**Data listing**:
################

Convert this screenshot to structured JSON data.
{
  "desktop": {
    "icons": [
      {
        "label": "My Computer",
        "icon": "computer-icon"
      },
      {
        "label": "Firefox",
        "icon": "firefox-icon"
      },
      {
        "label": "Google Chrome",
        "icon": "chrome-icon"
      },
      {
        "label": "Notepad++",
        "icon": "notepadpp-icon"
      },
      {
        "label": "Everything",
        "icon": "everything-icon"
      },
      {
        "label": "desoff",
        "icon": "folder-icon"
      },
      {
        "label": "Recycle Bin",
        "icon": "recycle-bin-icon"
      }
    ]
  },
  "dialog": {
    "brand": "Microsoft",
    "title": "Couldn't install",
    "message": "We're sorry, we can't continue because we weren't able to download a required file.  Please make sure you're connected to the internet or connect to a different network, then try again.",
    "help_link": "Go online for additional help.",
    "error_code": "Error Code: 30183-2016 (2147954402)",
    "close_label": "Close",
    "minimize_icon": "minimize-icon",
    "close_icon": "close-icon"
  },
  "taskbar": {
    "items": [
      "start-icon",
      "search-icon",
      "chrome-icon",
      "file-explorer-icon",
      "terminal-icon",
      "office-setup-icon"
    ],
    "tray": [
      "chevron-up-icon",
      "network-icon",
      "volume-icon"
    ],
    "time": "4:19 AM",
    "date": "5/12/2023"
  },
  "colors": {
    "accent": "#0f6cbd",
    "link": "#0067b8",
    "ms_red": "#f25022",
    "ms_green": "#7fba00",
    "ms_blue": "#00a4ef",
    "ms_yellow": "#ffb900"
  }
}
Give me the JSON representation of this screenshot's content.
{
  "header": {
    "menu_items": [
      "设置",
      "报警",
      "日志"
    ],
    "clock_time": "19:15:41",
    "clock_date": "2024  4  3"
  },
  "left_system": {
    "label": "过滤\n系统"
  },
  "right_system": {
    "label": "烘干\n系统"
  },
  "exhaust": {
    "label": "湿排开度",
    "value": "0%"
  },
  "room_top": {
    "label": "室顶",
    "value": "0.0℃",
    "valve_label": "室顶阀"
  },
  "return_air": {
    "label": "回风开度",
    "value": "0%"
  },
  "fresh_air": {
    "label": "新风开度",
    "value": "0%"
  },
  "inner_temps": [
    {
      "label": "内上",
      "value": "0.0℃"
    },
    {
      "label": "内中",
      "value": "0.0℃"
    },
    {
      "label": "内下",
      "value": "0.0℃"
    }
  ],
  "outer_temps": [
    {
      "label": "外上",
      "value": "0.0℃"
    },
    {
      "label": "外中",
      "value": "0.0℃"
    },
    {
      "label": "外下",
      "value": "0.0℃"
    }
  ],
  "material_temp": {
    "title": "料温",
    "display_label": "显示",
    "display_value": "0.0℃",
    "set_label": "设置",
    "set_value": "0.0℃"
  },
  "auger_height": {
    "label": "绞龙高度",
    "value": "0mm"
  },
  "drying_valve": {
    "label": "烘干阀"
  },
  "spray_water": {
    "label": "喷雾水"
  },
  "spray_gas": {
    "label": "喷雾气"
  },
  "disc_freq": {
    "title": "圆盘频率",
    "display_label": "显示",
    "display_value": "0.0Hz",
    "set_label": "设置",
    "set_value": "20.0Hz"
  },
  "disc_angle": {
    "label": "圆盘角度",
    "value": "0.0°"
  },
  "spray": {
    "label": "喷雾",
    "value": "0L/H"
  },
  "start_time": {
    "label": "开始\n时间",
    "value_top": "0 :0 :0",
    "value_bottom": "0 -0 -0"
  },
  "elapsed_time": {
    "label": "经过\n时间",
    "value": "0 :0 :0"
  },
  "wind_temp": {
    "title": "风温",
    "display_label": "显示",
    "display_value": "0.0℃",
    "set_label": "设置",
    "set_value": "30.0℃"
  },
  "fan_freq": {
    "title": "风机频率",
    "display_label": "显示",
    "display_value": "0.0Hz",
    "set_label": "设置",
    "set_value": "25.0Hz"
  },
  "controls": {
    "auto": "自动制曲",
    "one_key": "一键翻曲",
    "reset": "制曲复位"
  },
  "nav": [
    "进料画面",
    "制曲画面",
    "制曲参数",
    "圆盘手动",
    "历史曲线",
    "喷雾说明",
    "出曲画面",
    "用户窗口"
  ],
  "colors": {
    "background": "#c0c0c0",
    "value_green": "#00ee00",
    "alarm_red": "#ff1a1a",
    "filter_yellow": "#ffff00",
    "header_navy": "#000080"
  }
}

################

**YOUR TASK**: Extract every record. Keep wording exact.

**RESULT OF THE TASK**:
Convert this screenshot to structured JSON data.
{
  "desktop": {
    "icons": [
      {
        "label": "My Computer",
        "icon": "computer-icon"
      },
      {
        "label": "Firefox",
        "icon": "firefox-icon"
      },
      {
        "label": "Google Chrome",
        "icon": "chrome-icon"
      },
      {
        "label": "Notepad++",
        "icon": "notepadpp-icon"
      },
      {
        "label": "Everything",
        "icon": "everything-icon"
      },
      {
        "label": "desoff",
        "icon": "folder-icon"
      },
      {
        "label": "Recycle Bin",
        "icon": "recycle-bin-icon"
      }
    ]
  },
  "dialog": {
    "brand": "Microsoft",
    "title": "Couldn't install",
    "message": "We're sorry, we can't continue because we weren't able to download a required file.  Please make sure you're connected to the internet or connect to a different network, then try again.",
    "help_link": "Go online for additional help.",
    "error_code": "Error Code: 30183-2016 (2147954402)",
    "close_label": "Close",
    "minimize_icon": "minimize-icon",
    "close_icon": "close-icon"
  },
  "taskbar": {
    "items": [
      "start-icon",
      "search-icon",
      "chrome-icon",
      "file-explorer-icon",
      "terminal-icon",
      "office-setup-icon"
    ],
    "tray": [
      "chevron-up-icon",
      "network-icon",
      "volume-icon"
    ],
    "time": "4:19 AM",
    "date": "5/12/2023"
  },
  "colors": {
    "accent": "#0f6cbd",
    "link": "#0067b8",
    "ms_red": "#f25022",
    "ms_green": "#7fba00",
    "ms_blue": "#00a4ef",
    "ms_yellow": "#ffb900"
  }
}
Give me the JSON representation of this screenshot's content.
{
  "header": {
    "menu_items": [
      "设置",
      "报警",
      "日志"
    ],
    "clock_time": "19:15:41",
    "clock_date": "2024  4  3"
  },
  "left_system": {
    "label": "过滤\n系统"
  },
  "right_system": {
    "label": "烘干\n系统"
  },
  "exhaust": {
    "label": "湿排开度",
    "value": "0%"
  },
  "room_top": {
    "label": "室顶",
    "value": "0.0℃",
    "valve_label": "室顶阀"
  },
  "return_air": {
    "label": "回风开度",
    "value": "0%"
  },
  "fresh_air": {
    "label": "新风开度",
    "value": "0%"
  },
  "inner_temps": [
    {
      "label": "内上",
      "value": "0.0℃"
    },
    {
      "label": "内中",
      "value": "0.0℃"
    },
    {
      "label": "内下",
      "value": "0.0℃"
    }
  ],
  "outer_temps": [
    {
      "label": "外上",
      "value": "0.0℃"
    },
    {
      "label": "外中",
      "value": "0.0℃"
    },
    {
      "label": "外下",
      "value": "0.0℃"
    }
  ],
  "material_temp": {
    "title": "料温",
    "display_label": "显示",
    "display_value": "0.0℃",
    "set_label": "设置",
    "set_value": "0.0℃"
  },
  "auger_height": {
    "label": "绞龙高度",
    "value": "0mm"
  },
  "drying_valve": {
    "label": "烘干阀"
  },
  "spray_water": {
    "label": "喷雾水"
  },
  "spray_gas": {
    "label": "喷雾气"
  },
  "disc_freq": {
    "title": "圆盘频率",
    "display_label": "显示",
    "display_value": "0.0Hz",
    "set_label": "设置",
    "set_value": "20.0Hz"
  },
  "disc_angle": {
    "label": "圆盘角度",
    "value": "0.0°"
  },
  "spray": {
    "label": "喷雾",
    "value": "0L/H"
  },
  "start_time": {
    "label": "开始\n时间",
    "value_top": "0 :0 :0",
    "value_bottom": "0 -0 -0"
  },
  "elapsed_time": {
    "label": "经过\n时间",
    "value": "0 :0 :0"
  },
  "wind_temp": {
    "title": "风温",
    "display_label": "显示",
    "display_value": "0.0℃",
    "set_label": "设置",
    "set_value": "30.0℃"
  },
  "fan_freq": {
    "title": "风机频率",
    "display_label": "显示",
    "display_value": "0.0Hz",
    "set_label": "设置",
    "set_value": "25.0Hz"
  },
  "controls": {
    "auto": "自动制曲",
    "one_key": "一键翻曲",
    "reset": "制曲复位"
  },
  "nav": [
    "进料画面",
    "制曲画面",
    "制曲参数",
    "圆盘手动",
    "历史曲线",
    "喷雾说明",
    "出曲画面",
    "用户窗口"
  ],
  "colors": {
    "background": "#c0c0c0",
    "value_green": "#00ee00",
    "alarm_red": "#ff1a1a",
    "filter_yellow": "#ffff00",
    "header_navy": "#000080"
  }
}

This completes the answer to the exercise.